(Request)
Pull out every line below that holds the word "JSON".

(Dataset rows)
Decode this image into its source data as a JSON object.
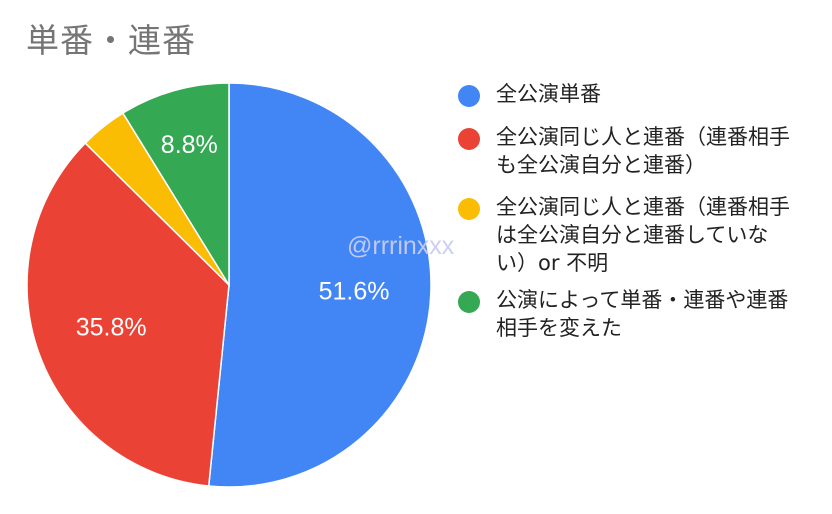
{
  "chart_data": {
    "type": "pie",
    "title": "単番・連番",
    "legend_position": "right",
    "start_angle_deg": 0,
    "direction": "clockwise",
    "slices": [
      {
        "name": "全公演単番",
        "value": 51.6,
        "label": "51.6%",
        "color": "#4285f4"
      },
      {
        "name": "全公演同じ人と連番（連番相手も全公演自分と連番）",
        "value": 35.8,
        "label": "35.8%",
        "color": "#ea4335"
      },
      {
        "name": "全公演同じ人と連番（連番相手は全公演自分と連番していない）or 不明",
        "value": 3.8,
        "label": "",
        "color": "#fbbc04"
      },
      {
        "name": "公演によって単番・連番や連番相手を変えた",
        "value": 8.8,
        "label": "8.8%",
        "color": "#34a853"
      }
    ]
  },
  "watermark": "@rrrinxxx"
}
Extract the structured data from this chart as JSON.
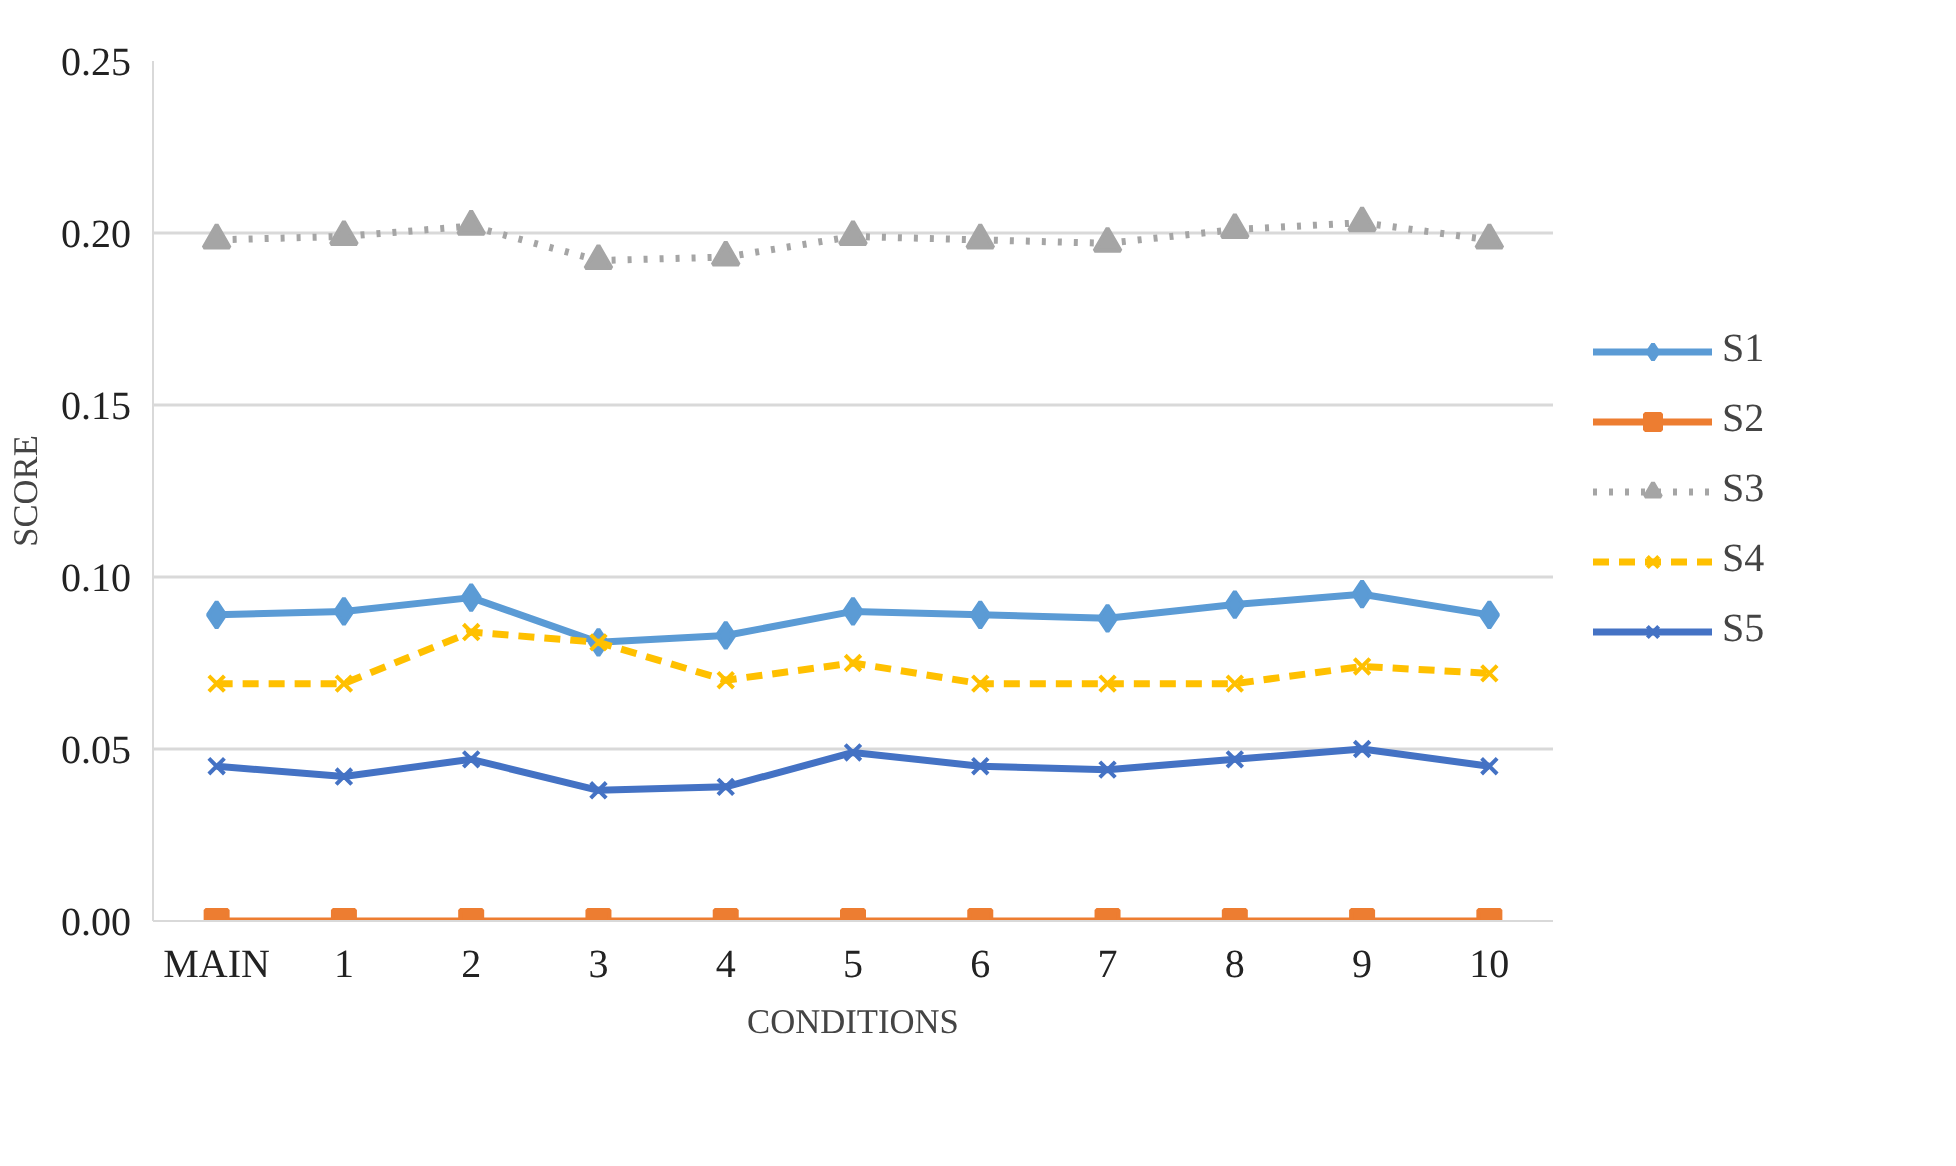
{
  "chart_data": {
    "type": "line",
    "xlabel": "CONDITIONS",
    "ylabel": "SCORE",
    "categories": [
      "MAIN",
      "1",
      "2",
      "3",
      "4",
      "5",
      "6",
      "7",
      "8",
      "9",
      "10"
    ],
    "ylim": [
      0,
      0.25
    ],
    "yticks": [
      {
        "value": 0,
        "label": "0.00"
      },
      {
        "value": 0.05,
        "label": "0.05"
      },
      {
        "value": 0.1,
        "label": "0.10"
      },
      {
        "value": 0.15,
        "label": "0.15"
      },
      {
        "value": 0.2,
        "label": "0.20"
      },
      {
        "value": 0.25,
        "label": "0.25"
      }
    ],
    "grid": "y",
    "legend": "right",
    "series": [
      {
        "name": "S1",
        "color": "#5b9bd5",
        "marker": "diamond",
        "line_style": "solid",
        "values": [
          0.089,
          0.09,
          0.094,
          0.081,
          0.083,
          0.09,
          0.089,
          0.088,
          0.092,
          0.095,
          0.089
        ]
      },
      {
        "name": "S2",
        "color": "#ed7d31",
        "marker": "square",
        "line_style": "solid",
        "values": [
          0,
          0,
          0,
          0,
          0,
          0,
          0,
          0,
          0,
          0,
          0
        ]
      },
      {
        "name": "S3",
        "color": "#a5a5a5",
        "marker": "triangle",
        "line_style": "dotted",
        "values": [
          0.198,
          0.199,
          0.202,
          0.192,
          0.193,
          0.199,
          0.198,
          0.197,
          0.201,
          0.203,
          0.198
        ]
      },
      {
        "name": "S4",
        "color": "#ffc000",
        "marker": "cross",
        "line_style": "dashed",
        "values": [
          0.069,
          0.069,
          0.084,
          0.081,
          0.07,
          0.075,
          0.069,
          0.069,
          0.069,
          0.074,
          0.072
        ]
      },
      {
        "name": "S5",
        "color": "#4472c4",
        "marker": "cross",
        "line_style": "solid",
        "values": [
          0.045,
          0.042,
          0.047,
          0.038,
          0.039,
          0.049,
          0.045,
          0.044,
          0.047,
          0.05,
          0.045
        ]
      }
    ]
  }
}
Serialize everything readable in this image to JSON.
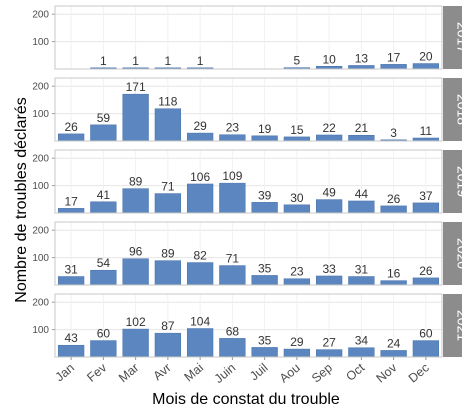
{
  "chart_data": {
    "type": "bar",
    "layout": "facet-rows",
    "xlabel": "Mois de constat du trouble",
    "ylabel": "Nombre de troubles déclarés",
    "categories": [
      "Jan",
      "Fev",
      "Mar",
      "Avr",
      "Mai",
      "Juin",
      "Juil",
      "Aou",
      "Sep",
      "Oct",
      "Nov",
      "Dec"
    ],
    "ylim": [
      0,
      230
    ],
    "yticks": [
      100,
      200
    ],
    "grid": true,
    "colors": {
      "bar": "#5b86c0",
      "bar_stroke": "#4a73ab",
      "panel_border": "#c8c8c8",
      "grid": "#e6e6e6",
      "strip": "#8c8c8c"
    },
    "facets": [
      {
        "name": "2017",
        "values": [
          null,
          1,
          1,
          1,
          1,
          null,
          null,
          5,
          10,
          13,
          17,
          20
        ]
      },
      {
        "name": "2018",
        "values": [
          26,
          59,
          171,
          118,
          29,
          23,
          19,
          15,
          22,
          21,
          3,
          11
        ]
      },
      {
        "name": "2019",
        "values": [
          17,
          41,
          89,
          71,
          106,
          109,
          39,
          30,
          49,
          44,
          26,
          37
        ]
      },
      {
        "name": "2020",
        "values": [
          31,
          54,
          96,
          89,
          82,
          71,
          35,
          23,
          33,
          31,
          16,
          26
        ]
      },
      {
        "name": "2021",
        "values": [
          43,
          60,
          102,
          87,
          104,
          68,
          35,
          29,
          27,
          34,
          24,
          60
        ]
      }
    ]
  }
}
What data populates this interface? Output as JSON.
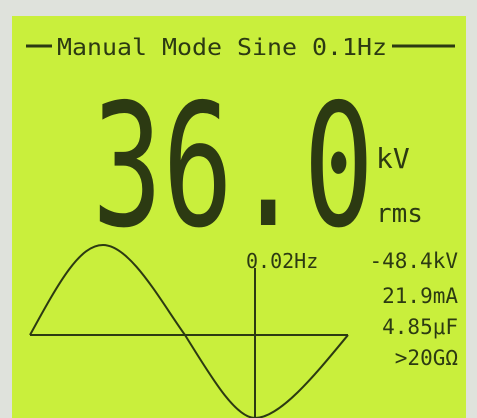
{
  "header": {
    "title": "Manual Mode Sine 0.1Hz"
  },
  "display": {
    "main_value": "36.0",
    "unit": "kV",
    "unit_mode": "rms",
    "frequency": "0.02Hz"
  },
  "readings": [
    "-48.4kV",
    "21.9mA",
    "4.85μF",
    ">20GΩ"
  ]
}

(Full output)
Decode this image into its source data as a JSON object.
Extract the structured data from this chart as JSON.
Serialize everything readable in this image to JSON.
What data populates this interface? Output as JSON.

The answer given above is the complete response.